[Data entries]
+++
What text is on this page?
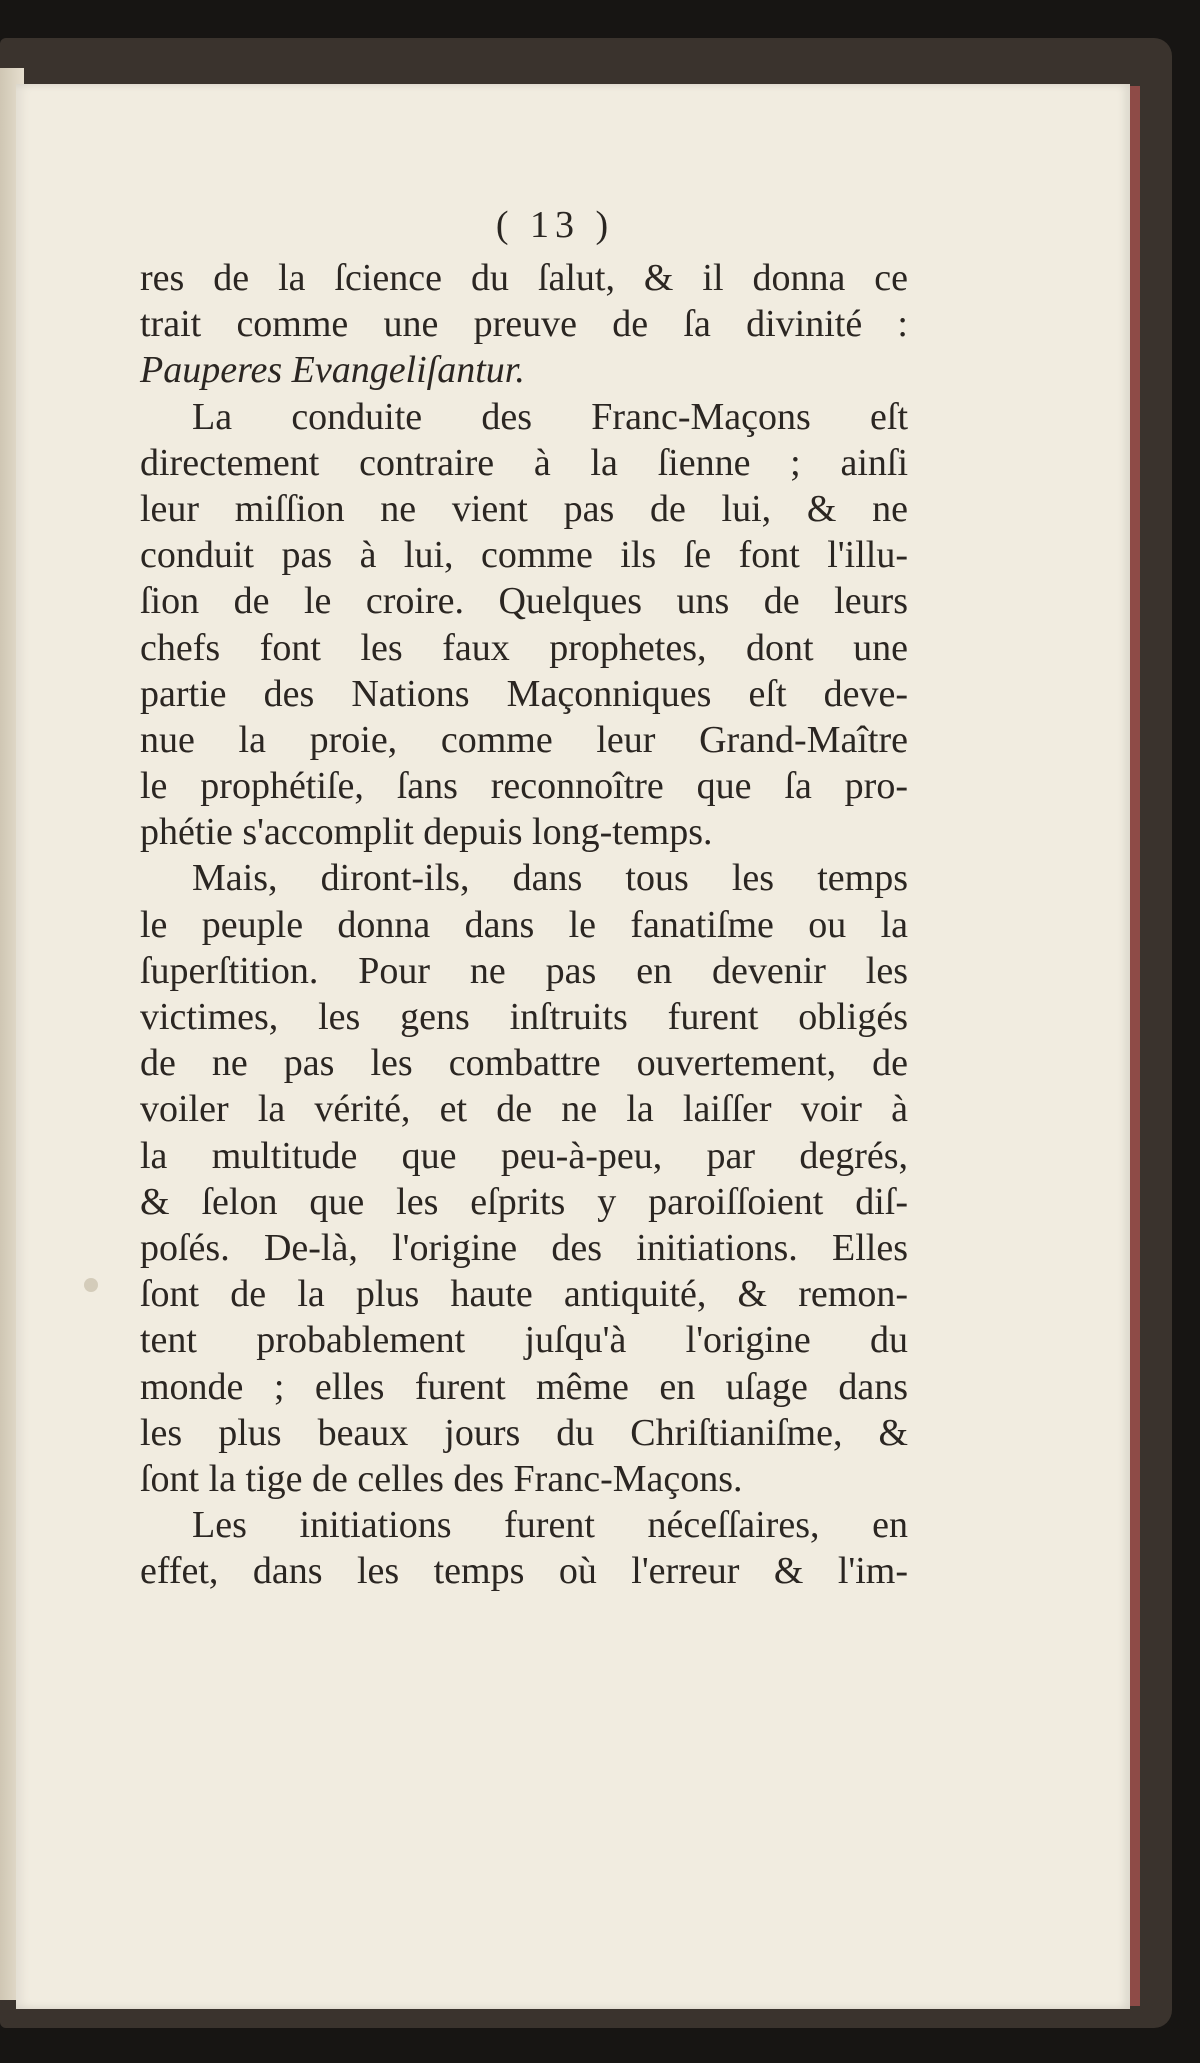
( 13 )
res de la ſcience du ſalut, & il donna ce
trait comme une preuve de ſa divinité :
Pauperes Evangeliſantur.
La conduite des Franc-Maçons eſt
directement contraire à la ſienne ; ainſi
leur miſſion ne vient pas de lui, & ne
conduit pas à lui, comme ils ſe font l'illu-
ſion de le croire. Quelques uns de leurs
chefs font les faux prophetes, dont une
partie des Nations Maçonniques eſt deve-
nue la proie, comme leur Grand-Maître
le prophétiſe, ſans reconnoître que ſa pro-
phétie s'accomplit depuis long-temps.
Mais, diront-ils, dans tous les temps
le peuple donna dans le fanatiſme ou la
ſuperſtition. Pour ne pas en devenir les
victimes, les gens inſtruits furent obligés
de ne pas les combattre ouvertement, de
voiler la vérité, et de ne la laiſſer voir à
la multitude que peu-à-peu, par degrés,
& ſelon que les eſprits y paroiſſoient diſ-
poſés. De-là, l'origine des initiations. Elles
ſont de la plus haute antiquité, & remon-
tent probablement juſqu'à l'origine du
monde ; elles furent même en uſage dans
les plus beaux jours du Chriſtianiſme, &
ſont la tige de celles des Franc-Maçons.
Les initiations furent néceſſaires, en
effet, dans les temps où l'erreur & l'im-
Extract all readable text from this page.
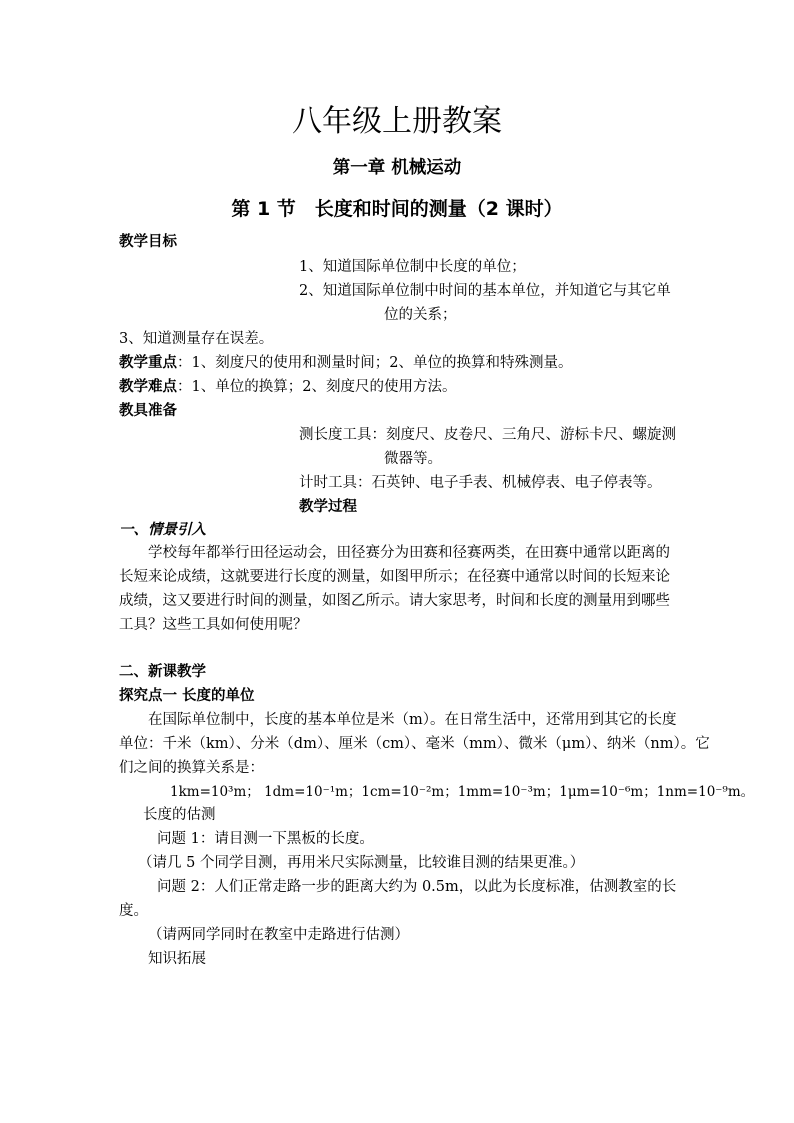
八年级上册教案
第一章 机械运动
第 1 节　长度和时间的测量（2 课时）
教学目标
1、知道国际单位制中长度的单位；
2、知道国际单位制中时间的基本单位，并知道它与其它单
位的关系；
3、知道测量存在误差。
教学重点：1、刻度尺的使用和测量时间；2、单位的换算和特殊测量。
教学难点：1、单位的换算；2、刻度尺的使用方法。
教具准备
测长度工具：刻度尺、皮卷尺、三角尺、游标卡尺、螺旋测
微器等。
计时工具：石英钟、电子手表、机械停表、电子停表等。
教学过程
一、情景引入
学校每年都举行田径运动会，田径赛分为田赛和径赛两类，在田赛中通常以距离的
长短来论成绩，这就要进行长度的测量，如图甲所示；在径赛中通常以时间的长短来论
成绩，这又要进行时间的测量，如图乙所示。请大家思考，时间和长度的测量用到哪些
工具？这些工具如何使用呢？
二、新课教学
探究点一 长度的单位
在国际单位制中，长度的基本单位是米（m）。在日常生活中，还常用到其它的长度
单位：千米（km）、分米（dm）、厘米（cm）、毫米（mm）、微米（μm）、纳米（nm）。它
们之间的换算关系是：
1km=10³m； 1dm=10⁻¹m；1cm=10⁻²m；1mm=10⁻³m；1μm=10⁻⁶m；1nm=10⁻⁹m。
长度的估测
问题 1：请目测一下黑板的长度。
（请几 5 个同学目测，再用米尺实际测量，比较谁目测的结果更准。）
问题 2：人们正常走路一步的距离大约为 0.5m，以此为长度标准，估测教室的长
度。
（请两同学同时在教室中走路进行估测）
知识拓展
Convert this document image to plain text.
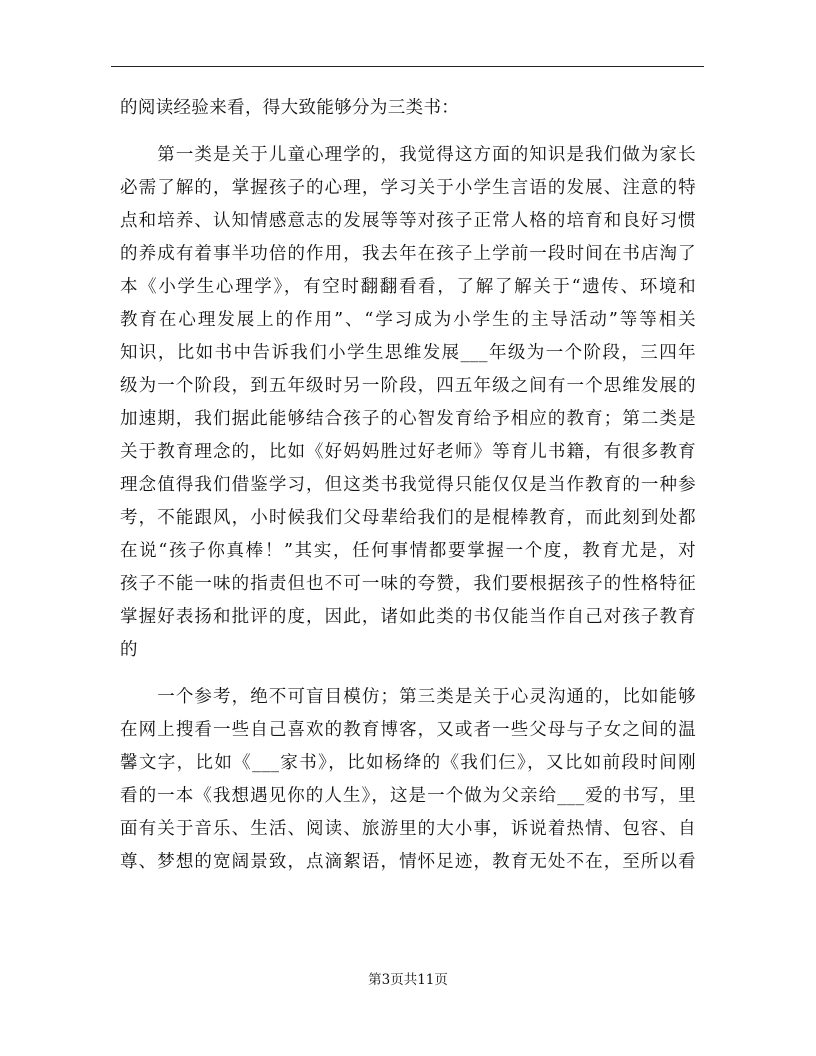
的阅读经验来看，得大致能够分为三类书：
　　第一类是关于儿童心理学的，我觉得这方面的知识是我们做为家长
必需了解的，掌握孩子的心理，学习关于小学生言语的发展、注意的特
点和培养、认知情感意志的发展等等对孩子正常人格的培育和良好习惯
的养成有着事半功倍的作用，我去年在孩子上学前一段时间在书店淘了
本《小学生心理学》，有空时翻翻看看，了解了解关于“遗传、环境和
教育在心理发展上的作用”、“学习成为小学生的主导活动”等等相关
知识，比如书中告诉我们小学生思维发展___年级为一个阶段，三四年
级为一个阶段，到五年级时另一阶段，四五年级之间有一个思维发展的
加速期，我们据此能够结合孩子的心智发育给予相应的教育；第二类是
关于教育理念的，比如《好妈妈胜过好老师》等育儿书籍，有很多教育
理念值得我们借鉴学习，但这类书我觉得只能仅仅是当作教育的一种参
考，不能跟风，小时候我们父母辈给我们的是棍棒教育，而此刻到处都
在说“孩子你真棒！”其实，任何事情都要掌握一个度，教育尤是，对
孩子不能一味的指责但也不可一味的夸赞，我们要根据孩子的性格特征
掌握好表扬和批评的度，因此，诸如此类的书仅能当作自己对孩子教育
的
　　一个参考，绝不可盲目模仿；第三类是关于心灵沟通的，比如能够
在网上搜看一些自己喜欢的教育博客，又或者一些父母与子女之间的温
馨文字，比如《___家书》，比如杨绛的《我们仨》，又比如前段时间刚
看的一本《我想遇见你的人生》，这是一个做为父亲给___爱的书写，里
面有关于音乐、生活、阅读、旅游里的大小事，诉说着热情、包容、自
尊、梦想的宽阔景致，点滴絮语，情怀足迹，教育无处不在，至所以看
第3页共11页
+++
● Prompt: Look through the data and show every line containing "temps".

● Task answer:
phétie s'accomplit depuis long-temps.
Mais, diront-ils, dans tous les temps
effet, dans les temps où l'erreur & l'im-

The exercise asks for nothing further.